* Problem to work on
Identify all lines in the data containing the string "against". Copy them out.

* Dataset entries
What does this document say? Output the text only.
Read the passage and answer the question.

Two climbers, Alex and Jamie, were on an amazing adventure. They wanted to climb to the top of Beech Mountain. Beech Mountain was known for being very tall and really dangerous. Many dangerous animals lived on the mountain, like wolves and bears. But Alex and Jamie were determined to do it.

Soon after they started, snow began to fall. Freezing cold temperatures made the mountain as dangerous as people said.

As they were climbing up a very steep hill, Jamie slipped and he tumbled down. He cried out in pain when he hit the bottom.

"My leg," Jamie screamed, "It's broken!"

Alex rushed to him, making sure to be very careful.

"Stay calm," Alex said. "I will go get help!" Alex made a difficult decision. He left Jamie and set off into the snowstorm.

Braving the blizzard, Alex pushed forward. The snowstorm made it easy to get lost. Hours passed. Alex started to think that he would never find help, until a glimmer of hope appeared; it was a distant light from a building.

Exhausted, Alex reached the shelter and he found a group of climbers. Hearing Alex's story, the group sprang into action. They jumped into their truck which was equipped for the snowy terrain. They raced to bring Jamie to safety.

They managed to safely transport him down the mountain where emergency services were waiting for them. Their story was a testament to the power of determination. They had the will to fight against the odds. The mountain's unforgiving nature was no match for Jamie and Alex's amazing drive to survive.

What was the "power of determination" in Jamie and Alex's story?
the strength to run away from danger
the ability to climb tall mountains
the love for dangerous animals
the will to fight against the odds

* Result of this task
They managed to safely transport him down the mountain where emergency services were waiting for them. Their story was a testament to the power of determination. They had the will to fight against the odds. The mountain's unforgiving nature was no match for Jamie and Alex's amazing drive to survive.
the will to fight against the odds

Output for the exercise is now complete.